■ **Task requirements**:
Find how many lines of the listing include the string "система", and report only that figure.

Records from a dataset
Begin

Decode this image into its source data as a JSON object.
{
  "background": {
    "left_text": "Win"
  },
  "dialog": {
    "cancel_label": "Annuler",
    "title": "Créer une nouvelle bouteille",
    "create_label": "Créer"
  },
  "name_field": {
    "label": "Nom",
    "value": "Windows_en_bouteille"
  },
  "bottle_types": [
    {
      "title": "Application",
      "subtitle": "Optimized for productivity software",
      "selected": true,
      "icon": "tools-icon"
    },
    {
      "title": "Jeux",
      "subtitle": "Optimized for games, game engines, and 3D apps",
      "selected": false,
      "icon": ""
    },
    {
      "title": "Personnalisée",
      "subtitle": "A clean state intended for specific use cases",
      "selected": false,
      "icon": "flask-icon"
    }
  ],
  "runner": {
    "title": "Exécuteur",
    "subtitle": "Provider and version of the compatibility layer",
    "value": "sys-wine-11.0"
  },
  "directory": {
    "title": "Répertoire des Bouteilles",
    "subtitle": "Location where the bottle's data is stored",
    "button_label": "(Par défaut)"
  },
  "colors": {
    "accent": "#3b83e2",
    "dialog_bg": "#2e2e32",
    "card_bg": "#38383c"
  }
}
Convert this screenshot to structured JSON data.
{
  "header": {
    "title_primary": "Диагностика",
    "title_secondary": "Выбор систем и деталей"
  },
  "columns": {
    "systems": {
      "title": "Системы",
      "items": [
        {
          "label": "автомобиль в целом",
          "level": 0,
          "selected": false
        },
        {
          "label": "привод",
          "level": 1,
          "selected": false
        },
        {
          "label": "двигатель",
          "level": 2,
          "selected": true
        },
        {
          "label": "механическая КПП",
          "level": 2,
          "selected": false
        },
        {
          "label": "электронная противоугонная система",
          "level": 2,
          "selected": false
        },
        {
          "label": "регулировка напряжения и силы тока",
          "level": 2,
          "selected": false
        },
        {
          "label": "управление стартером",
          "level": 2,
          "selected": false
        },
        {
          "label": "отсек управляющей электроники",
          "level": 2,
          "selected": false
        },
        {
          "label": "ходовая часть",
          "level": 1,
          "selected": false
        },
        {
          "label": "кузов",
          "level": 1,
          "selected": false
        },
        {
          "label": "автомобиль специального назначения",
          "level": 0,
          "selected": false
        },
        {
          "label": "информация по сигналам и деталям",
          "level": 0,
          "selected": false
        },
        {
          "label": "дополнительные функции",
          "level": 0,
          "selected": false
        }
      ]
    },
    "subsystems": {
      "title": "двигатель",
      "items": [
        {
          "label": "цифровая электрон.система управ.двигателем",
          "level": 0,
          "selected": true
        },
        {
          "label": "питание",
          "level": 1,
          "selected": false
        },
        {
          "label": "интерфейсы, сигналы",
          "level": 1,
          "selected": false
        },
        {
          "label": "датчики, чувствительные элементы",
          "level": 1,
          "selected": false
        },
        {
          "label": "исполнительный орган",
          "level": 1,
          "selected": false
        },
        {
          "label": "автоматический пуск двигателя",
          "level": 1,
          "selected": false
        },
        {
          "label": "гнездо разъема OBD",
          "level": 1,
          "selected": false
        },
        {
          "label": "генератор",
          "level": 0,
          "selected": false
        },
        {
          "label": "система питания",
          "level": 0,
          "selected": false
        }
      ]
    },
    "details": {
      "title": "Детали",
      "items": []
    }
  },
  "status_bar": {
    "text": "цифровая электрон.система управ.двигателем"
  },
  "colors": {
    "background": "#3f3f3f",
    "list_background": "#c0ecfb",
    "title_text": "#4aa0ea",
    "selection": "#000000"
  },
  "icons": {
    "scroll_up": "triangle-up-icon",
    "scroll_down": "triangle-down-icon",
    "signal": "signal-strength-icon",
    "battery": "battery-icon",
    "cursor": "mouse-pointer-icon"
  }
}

End

■ **Output**:
4